▼

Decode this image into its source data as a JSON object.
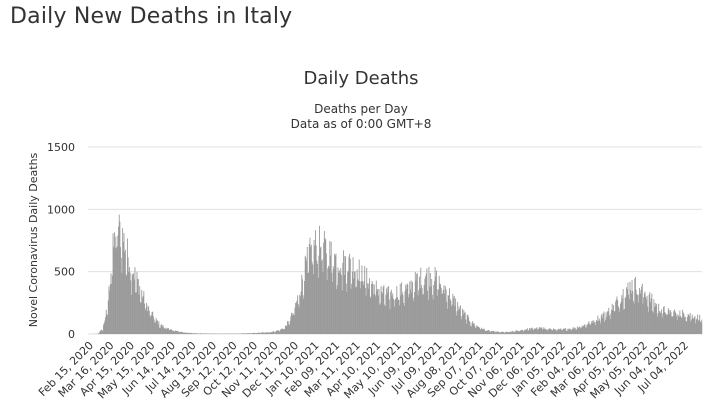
{
  "page": {
    "title": "Daily New Deaths in Italy"
  },
  "chart_data": {
    "type": "bar",
    "title": "Daily Deaths",
    "subtitle_lines": [
      "Deaths per Day",
      "Data as of 0:00 GMT+8"
    ],
    "xlabel": "",
    "ylabel": "Novel Coronavirus Daily Deaths",
    "ylim": [
      0,
      1500
    ],
    "yticks": [
      0,
      500,
      1000,
      1500
    ],
    "grid": true,
    "legend": "none",
    "bar_color": "#9a9a9a",
    "x_tick_labels": [
      "Feb 15, 2020",
      "Mar 16, 2020",
      "Apr 15, 2020",
      "May 15, 2020",
      "Jun 14, 2020",
      "Jul 14, 2020",
      "Aug 13, 2020",
      "Sep 12, 2020",
      "Oct 12, 2020",
      "Nov 11, 2020",
      "Dec 11, 2020",
      "Jan 10, 2021",
      "Feb 09, 2021",
      "Mar 11, 2021",
      "Apr 10, 2021",
      "May 10, 2021",
      "Jun 09, 2021",
      "Jul 09, 2021",
      "Aug 08, 2021",
      "Sep 07, 2021",
      "Oct 07, 2021",
      "Nov 06, 2021",
      "Dec 06, 2021",
      "Jan 05, 2022",
      "Feb 04, 2022",
      "Mar 06, 2022",
      "Apr 05, 2022",
      "May 05, 2022",
      "Jun 04, 2022",
      "Jul 04, 2022"
    ],
    "x_start_date": "2020-02-15",
    "x_end_date": "2022-07-31",
    "series": [
      {
        "values_weekly_avg": [
          0,
          0,
          2,
          40,
          200,
          600,
          800,
          750,
          620,
          500,
          420,
          320,
          230,
          160,
          110,
          70,
          50,
          35,
          25,
          18,
          12,
          8,
          6,
          5,
          4,
          4,
          3,
          3,
          3,
          3,
          3,
          3,
          4,
          5,
          6,
          8,
          10,
          12,
          15,
          20,
          30,
          50,
          100,
          180,
          300,
          450,
          580,
          650,
          680,
          650,
          620,
          590,
          550,
          530,
          540,
          520,
          500,
          460,
          420,
          380,
          350,
          320,
          300,
          300,
          310,
          320,
          330,
          350,
          380,
          410,
          430,
          440,
          430,
          400,
          360,
          320,
          270,
          220,
          170,
          130,
          90,
          65,
          45,
          30,
          22,
          18,
          15,
          14,
          16,
          20,
          26,
          32,
          38,
          42,
          45,
          44,
          40,
          36,
          34,
          35,
          38,
          42,
          50,
          60,
          72,
          90,
          110,
          130,
          150,
          180,
          220,
          270,
          320,
          360,
          370,
          350,
          320,
          280,
          240,
          200,
          180,
          170,
          165,
          160,
          155,
          150,
          140,
          130,
          120,
          110,
          100,
          95,
          90,
          100,
          120,
          140,
          160,
          180
        ]
      }
    ]
  }
}
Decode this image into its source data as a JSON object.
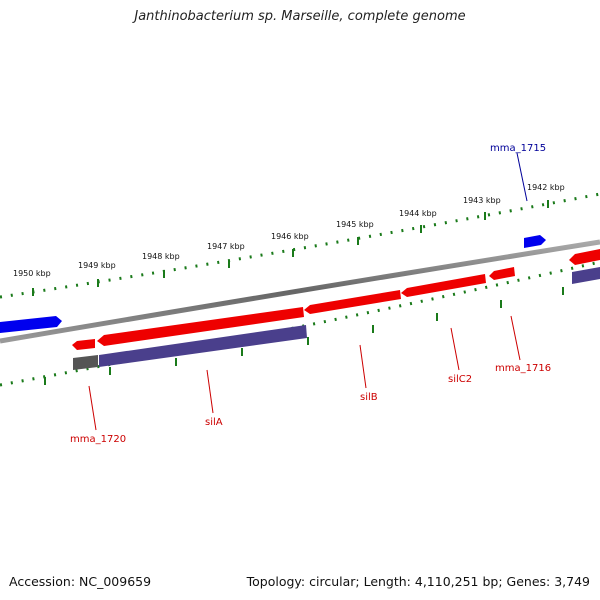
{
  "title": "Janthinobacterium sp. Marseille, complete genome",
  "footer": {
    "accession": "Accession: NC_009659",
    "summary": "Topology: circular; Length: 4,110,251 bp; Genes: 3,749"
  },
  "kbp_labels": [
    "1950 kbp",
    "1949 kbp",
    "1948 kbp",
    "1947 kbp",
    "1946 kbp",
    "1945 kbp",
    "1944 kbp",
    "1943 kbp",
    "1942 kbp"
  ],
  "gene_labels": {
    "mma_1715": "mma_1715",
    "mma_1716": "mma_1716",
    "silC2": "silC2",
    "silB": "silB",
    "silA": "silA",
    "mma_1720": "mma_1720"
  },
  "colors": {
    "forward_gene": "#0000ee",
    "reverse_gene": "#ee0000",
    "protein_bar": "#4a3f8c",
    "backbone": "#777777",
    "tick_green": "#1a7a1a",
    "forward_label": "#000099",
    "reverse_label": "#cc0000"
  }
}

▲

§ EXERCISE INSTRUCTIONS:
Your task is to retype all the entries exactly and leave out any pictures.

§ ANSWER SPACE:
Decode this image into its source data as a JSON object.
{
  "page": {
    "title": "Daily New Deaths in Italy"
  },
  "chart_data": {
    "type": "bar",
    "title": "Daily Deaths",
    "subtitle_lines": [
      "Deaths per Day",
      "Data as of 0:00 GMT+8"
    ],
    "xlabel": "",
    "ylabel": "Novel Coronavirus Daily Deaths",
    "ylim": [
      0,
      1500
    ],
    "yticks": [
      0,
      500,
      1000,
      1500
    ],
    "grid": true,
    "legend": "none",
    "bar_color": "#9a9a9a",
    "x_tick_labels": [
      "Feb 15, 2020",
      "Mar 16, 2020",
      "Apr 15, 2020",
      "May 15, 2020",
      "Jun 14, 2020",
      "Jul 14, 2020",
      "Aug 13, 2020",
      "Sep 12, 2020",
      "Oct 12, 2020",
      "Nov 11, 2020",
      "Dec 11, 2020",
      "Jan 10, 2021",
      "Feb 09, 2021",
      "Mar 11, 2021",
      "Apr 10, 2021",
      "May 10, 2021",
      "Jun 09, 2021",
      "Jul 09, 2021",
      "Aug 08, 2021",
      "Sep 07, 2021",
      "Oct 07, 2021",
      "Nov 06, 2021",
      "Dec 06, 2021",
      "Jan 05, 2022",
      "Feb 04, 2022",
      "Mar 06, 2022",
      "Apr 05, 2022",
      "May 05, 2022",
      "Jun 04, 2022",
      "Jul 04, 2022"
    ],
    "x_start_date": "2020-02-15",
    "x_end_date": "2022-07-31",
    "series": [
      {
        "values_weekly_avg": [
          0,
          0,
          2,
          40,
          200,
          600,
          800,
          750,
          620,
          500,
          420,
          320,
          230,
          160,
          110,
          70,
          50,
          35,
          25,
          18,
          12,
          8,
          6,
          5,
          4,
          4,
          3,
          3,
          3,
          3,
          3,
          3,
          4,
          5,
          6,
          8,
          10,
          12,
          15,
          20,
          30,
          50,
          100,
          180,
          300,
          450,
          580,
          650,
          680,
          650,
          620,
          590,
          550,
          530,
          540,
          520,
          500,
          460,
          420,
          380,
          350,
          320,
          300,
          300,
          310,
          320,
          330,
          350,
          380,
          410,
          430,
          440,
          430,
          400,
          360,
          320,
          270,
          220,
          170,
          130,
          90,
          65,
          45,
          30,
          22,
          18,
          15,
          14,
          16,
          20,
          26,
          32,
          38,
          42,
          45,
          44,
          40,
          36,
          34,
          35,
          38,
          42,
          50,
          60,
          72,
          90,
          110,
          130,
          150,
          180,
          220,
          270,
          320,
          360,
          370,
          350,
          320,
          280,
          240,
          200,
          180,
          170,
          165,
          160,
          155,
          150,
          140,
          130,
          120,
          110,
          100,
          95,
          90,
          100,
          120,
          140,
          160,
          180
        ]
      }
    ]
  }
}
Decode this image into its source data as a JSON object.
{
  "title": "Janthinobacterium sp. Marseille, complete genome",
  "footer": {
    "accession": "Accession: NC_009659",
    "summary": "Topology: circular; Length: 4,110,251 bp; Genes: 3,749"
  },
  "kbp_labels": [
    "1950 kbp",
    "1949 kbp",
    "1948 kbp",
    "1947 kbp",
    "1946 kbp",
    "1945 kbp",
    "1944 kbp",
    "1943 kbp",
    "1942 kbp"
  ],
  "gene_labels": {
    "mma_1715": "mma_1715",
    "mma_1716": "mma_1716",
    "silC2": "silC2",
    "silB": "silB",
    "silA": "silA",
    "mma_1720": "mma_1720"
  },
  "colors": {
    "forward_gene": "#0000ee",
    "reverse_gene": "#ee0000",
    "protein_bar": "#4a3f8c",
    "backbone": "#777777",
    "tick_green": "#1a7a1a",
    "forward_label": "#000099",
    "reverse_label": "#cc0000"
  }
}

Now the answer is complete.